>> START Recorded data
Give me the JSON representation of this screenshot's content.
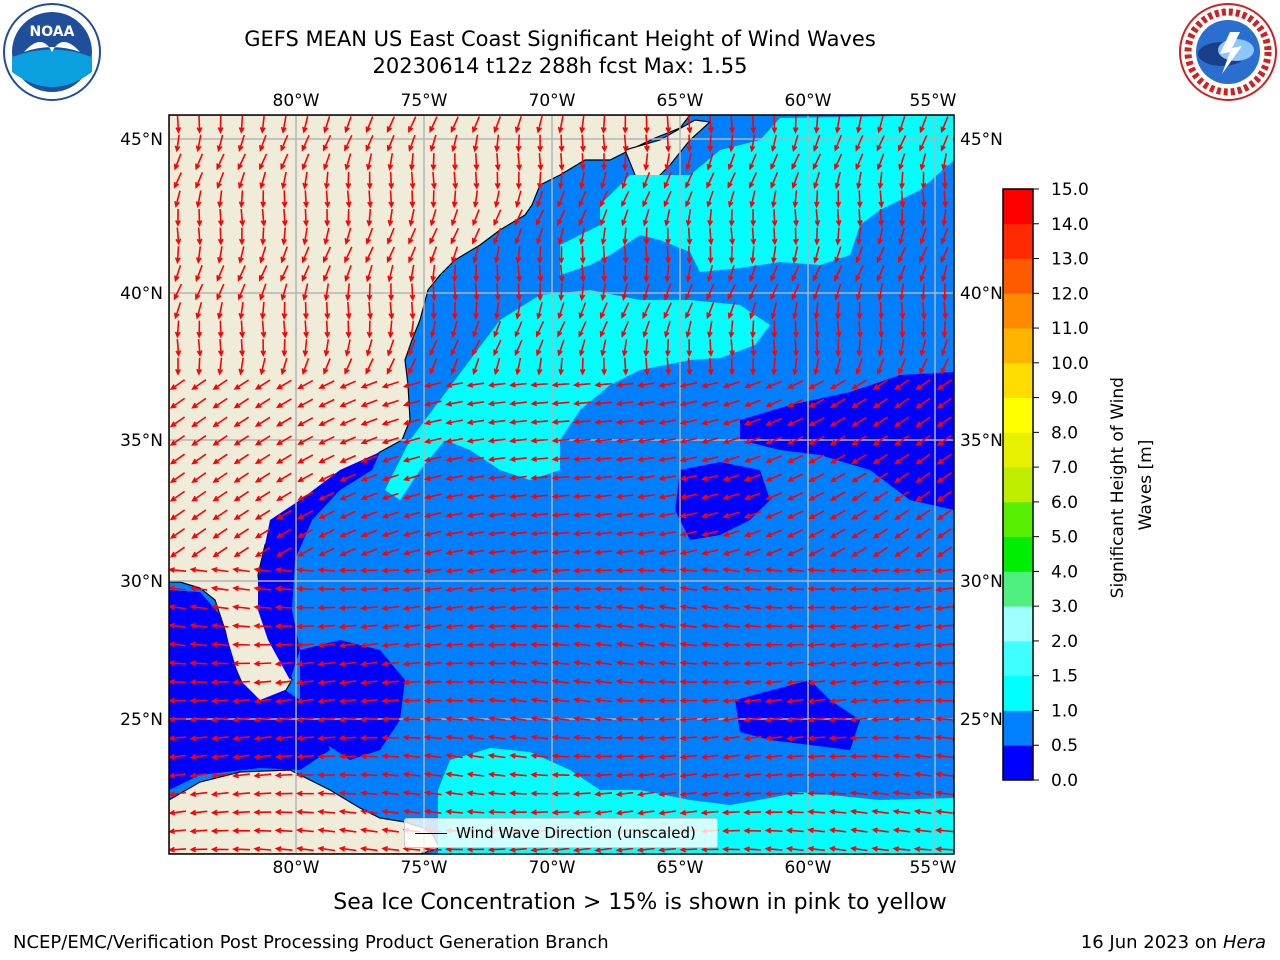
{
  "title": {
    "line1": "GEFS MEAN US East Coast Significant Height of Wind Waves",
    "line2": "20230614 t12z 288h fcst   Max: 1.55"
  },
  "logos": {
    "left": "NOAA",
    "right": "National Weather Service"
  },
  "map": {
    "lon_labels": [
      "80°W",
      "75°W",
      "70°W",
      "65°W",
      "60°W",
      "55°W"
    ],
    "lat_labels": [
      "45°N",
      "40°N",
      "35°N",
      "30°N",
      "25°N"
    ],
    "lon_values": [
      -80,
      -75,
      -70,
      -65,
      -60,
      -55
    ],
    "lat_values": [
      45,
      40,
      35,
      30,
      25
    ],
    "lon_range": [
      -85,
      -54.4
    ],
    "lat_range": [
      20.5,
      45.8
    ],
    "legend_label": "Wind Wave Direction (unscaled)",
    "arrow_color": "#ff0000",
    "land_color": "#efedda"
  },
  "colorbar": {
    "label": "Significant Height of Wind Waves [m]",
    "ticks": [
      "0.0",
      "0.5",
      "1.0",
      "1.5",
      "2.0",
      "3.0",
      "4.0",
      "5.0",
      "6.0",
      "7.0",
      "8.0",
      "9.0",
      "10.0",
      "11.0",
      "12.0",
      "13.0",
      "14.0",
      "15.0"
    ],
    "colors": [
      "#0000ff",
      "#0080ff",
      "#00ffff",
      "#40ffff",
      "#a0ffff",
      "#50f080",
      "#00ee00",
      "#58ee00",
      "#c0ee00",
      "#e6f000",
      "#ffff00",
      "#ffdd00",
      "#ffb400",
      "#ff8a00",
      "#ff5a00",
      "#ff2a00",
      "#ff0000"
    ]
  },
  "subtitle": "Sea Ice Concentration > 15% is shown in pink to yellow",
  "footer": {
    "left": "NCEP/EMC/Verification Post Processing Product Generation Branch",
    "right_date": "16 Jun 2023 on",
    "right_host": "Hera"
  }
}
>> END Recorded data
Challenge: Look through the material and say how many lines hold "Wind". Give the number only.

Result for this task: 3